• Dataset rows:
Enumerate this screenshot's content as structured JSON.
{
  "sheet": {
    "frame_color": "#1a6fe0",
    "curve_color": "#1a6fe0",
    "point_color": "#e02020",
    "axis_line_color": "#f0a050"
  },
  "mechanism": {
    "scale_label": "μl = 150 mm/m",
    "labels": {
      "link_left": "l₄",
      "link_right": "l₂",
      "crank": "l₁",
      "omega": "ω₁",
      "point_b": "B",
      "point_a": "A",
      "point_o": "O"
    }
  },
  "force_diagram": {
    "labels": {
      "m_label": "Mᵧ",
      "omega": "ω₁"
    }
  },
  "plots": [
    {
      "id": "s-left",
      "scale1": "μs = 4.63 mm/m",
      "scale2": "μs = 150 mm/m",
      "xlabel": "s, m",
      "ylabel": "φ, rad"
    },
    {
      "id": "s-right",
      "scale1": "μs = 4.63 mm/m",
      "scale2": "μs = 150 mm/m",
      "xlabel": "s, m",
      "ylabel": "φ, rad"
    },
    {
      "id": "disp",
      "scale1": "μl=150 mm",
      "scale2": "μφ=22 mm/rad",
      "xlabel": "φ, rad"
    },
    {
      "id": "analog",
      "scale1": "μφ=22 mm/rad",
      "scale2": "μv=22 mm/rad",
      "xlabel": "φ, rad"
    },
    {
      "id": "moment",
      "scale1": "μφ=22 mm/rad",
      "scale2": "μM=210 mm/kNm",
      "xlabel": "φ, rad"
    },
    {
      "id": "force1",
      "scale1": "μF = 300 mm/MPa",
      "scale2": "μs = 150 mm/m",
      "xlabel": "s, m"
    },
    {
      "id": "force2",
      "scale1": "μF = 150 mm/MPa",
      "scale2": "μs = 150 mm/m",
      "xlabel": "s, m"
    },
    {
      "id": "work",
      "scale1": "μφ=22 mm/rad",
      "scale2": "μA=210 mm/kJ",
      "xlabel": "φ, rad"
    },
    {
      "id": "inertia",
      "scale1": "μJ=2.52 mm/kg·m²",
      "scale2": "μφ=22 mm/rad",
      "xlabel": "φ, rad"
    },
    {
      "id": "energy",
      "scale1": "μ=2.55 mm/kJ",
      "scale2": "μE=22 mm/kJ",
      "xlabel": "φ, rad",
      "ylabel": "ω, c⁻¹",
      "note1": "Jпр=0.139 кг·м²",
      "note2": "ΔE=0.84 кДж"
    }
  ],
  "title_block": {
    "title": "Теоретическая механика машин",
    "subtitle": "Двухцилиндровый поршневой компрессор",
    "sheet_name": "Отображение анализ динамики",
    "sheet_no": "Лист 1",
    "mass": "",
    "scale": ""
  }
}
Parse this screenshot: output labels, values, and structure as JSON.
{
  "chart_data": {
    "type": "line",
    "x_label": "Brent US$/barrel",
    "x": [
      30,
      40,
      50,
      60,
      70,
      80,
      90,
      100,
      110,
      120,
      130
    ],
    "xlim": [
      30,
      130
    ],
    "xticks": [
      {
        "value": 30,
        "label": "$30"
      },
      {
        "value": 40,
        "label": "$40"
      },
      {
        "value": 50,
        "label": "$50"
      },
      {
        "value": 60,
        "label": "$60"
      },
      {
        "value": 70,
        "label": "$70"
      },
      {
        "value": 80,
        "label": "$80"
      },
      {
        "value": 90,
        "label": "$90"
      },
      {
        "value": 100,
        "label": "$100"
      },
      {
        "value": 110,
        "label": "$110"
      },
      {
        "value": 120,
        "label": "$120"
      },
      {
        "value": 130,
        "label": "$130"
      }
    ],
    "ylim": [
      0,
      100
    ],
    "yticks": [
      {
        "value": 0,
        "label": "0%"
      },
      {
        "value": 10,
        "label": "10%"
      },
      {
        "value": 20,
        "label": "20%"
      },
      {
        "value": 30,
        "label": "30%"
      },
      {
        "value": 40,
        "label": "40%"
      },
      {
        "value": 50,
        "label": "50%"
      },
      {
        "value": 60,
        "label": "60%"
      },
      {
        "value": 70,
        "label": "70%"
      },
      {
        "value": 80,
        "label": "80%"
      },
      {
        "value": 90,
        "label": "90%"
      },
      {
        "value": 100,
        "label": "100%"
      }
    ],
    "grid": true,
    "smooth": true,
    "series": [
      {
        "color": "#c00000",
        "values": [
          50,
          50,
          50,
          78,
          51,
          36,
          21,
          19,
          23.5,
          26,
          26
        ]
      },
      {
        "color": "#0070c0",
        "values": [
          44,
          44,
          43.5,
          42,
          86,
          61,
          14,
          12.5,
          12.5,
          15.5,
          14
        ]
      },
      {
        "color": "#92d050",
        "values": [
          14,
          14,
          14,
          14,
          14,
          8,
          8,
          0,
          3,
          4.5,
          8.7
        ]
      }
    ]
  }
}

• Problem description: Find the string "screenshot" in the records, then copy each line where it occurs.

• Task output:
Enumerate this screenshot's content as structured JSON.
Parse this screenshot: output labels, values, and structure as JSON.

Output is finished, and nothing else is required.